* **EXERCISE DIRECTIONS**
Please write the listing below out again exactly, leaving every picture behind.

* **DATASET RECORDS**
((

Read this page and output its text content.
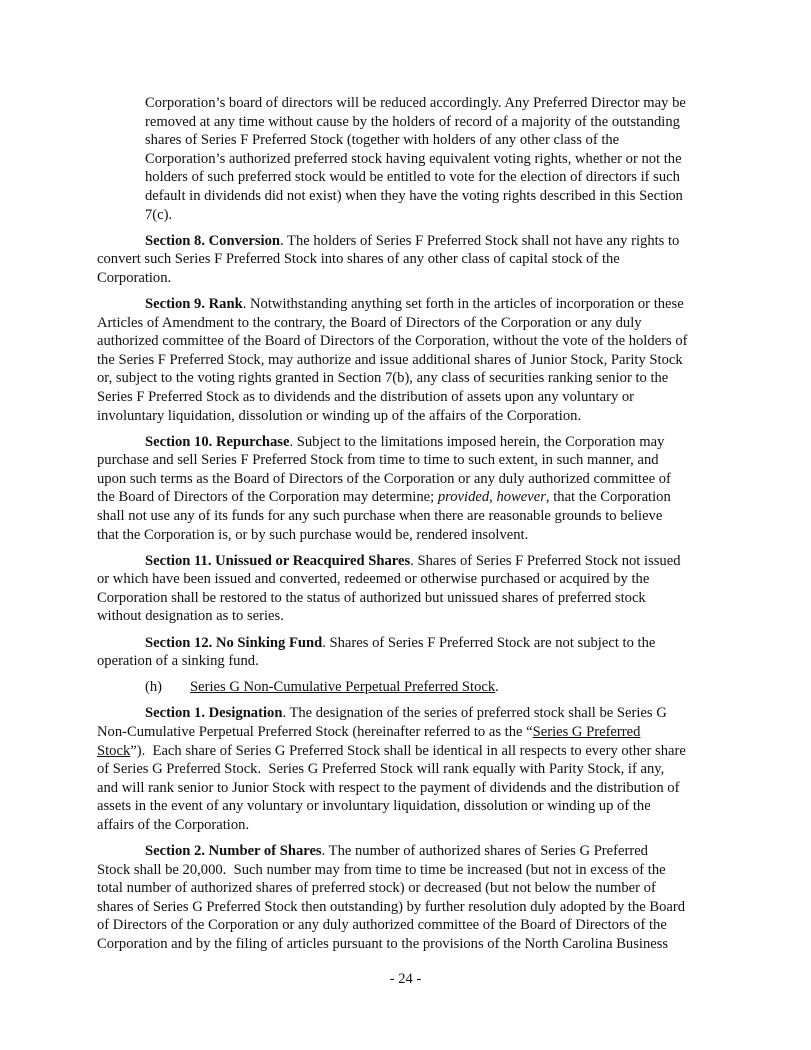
Corporation’s board of directors will be reduced accordingly. Any Preferred Director may be
removed at any time without cause by the holders of record of a majority of the outstanding
shares of Series F Preferred Stock (together with holders of any other class of the
Corporation’s authorized preferred stock having equivalent voting rights, whether or not the
holders of such preferred stock would be entitled to vote for the election of directors if such
default in dividends did not exist) when they have the voting rights described in this Section
7(c).
Section 8. Conversion. The holders of Series F Preferred Stock shall not have any rights to
convert such Series F Preferred Stock into shares of any other class of capital stock of the
Corporation.
Section 9. Rank. Notwithstanding anything set forth in the articles of incorporation or these
Articles of Amendment to the contrary, the Board of Directors of the Corporation or any duly
authorized committee of the Board of Directors of the Corporation, without the vote of the holders of
the Series F Preferred Stock, may authorize and issue additional shares of Junior Stock, Parity Stock
or, subject to the voting rights granted in Section 7(b), any class of securities ranking senior to the
Series F Preferred Stock as to dividends and the distribution of assets upon any voluntary or
involuntary liquidation, dissolution or winding up of the affairs of the Corporation.
Section 10. Repurchase. Subject to the limitations imposed herein, the Corporation may
purchase and sell Series F Preferred Stock from time to time to such extent, in such manner, and
upon such terms as the Board of Directors of the Corporation or any duly authorized committee of
the Board of Directors of the Corporation may determine; provided, however, that the Corporation
shall not use any of its funds for any such purchase when there are reasonable grounds to believe
that the Corporation is, or by such purchase would be, rendered insolvent.
Section 11. Unissued or Reacquired Shares. Shares of Series F Preferred Stock not issued
or which have been issued and converted, redeemed or otherwise purchased or acquired by the
Corporation shall be restored to the status of authorized but unissued shares of preferred stock
without designation as to series.
Section 12. No Sinking Fund. Shares of Series F Preferred Stock are not subject to the
operation of a sinking fund.
(h) Series G Non-Cumulative Perpetual Preferred Stock.
Section 1. Designation. The designation of the series of preferred stock shall be Series G
Non-Cumulative Perpetual Preferred Stock (hereinafter referred to as the “Series G Preferred
Stock”).  Each share of Series G Preferred Stock shall be identical in all respects to every other share
of Series G Preferred Stock.  Series G Preferred Stock will rank equally with Parity Stock, if any,
and will rank senior to Junior Stock with respect to the payment of dividends and the distribution of
assets in the event of any voluntary or involuntary liquidation, dissolution or winding up of the
affairs of the Corporation.
Section 2. Number of Shares. The number of authorized shares of Series G Preferred
Stock shall be 20,000.  Such number may from time to time be increased (but not in excess of the
total number of authorized shares of preferred stock) or decreased (but not below the number of
shares of Series G Preferred Stock then outstanding) by further resolution duly adopted by the Board
of Directors of the Corporation or any duly authorized committee of the Board of Directors of the
Corporation and by the filing of articles pursuant to the provisions of the North Carolina Business
- 24 -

))

* **TASK ANSWER**
Read this page and output its text content.
Corporation’s board of directors will be reduced accordingly. Any Preferred Director may be
removed at any time without cause by the holders of record of a majority of the outstanding
shares of Series F Preferred Stock (together with holders of any other class of the
Corporation’s authorized preferred stock having equivalent voting rights, whether or not the
holders of such preferred stock would be entitled to vote for the election of directors if such
default in dividends did not exist) when they have the voting rights described in this Section
7(c).
Section 8. Conversion. The holders of Series F Preferred Stock shall not have any rights to
convert such Series F Preferred Stock into shares of any other class of capital stock of the
Corporation.
Section 9. Rank. Notwithstanding anything set forth in the articles of incorporation or these
Articles of Amendment to the contrary, the Board of Directors of the Corporation or any duly
authorized committee of the Board of Directors of the Corporation, without the vote of the holders of
the Series F Preferred Stock, may authorize and issue additional shares of Junior Stock, Parity Stock
or, subject to the voting rights granted in Section 7(b), any class of securities ranking senior to the
Series F Preferred Stock as to dividends and the distribution of assets upon any voluntary or
involuntary liquidation, dissolution or winding up of the affairs of the Corporation.
Section 10. Repurchase. Subject to the limitations imposed herein, the Corporation may
purchase and sell Series F Preferred Stock from time to time to such extent, in such manner, and
upon such terms as the Board of Directors of the Corporation or any duly authorized committee of
the Board of Directors of the Corporation may determine; provided, however, that the Corporation
shall not use any of its funds for any such purchase when there are reasonable grounds to believe
that the Corporation is, or by such purchase would be, rendered insolvent.
Section 11. Unissued or Reacquired Shares. Shares of Series F Preferred Stock not issued
or which have been issued and converted, redeemed or otherwise purchased or acquired by the
Corporation shall be restored to the status of authorized but unissued shares of preferred stock
without designation as to series.
Section 12. No Sinking Fund. Shares of Series F Preferred Stock are not subject to the
operation of a sinking fund.
(h) Series G Non-Cumulative Perpetual Preferred Stock.
Section 1. Designation. The designation of the series of preferred stock shall be Series G
Non-Cumulative Perpetual Preferred Stock (hereinafter referred to as the “Series G Preferred
Stock”).  Each share of Series G Preferred Stock shall be identical in all respects to every other share
of Series G Preferred Stock.  Series G Preferred Stock will rank equally with Parity Stock, if any,
and will rank senior to Junior Stock with respect to the payment of dividends and the distribution of
assets in the event of any voluntary or involuntary liquidation, dissolution or winding up of the
affairs of the Corporation.
Section 2. Number of Shares. The number of authorized shares of Series G Preferred
Stock shall be 20,000.  Such number may from time to time be increased (but not in excess of the
total number of authorized shares of preferred stock) or decreased (but not below the number of
shares of Series G Preferred Stock then outstanding) by further resolution duly adopted by the Board
of Directors of the Corporation or any duly authorized committee of the Board of Directors of the
Corporation and by the filing of articles pursuant to the provisions of the North Carolina Business
- 24 -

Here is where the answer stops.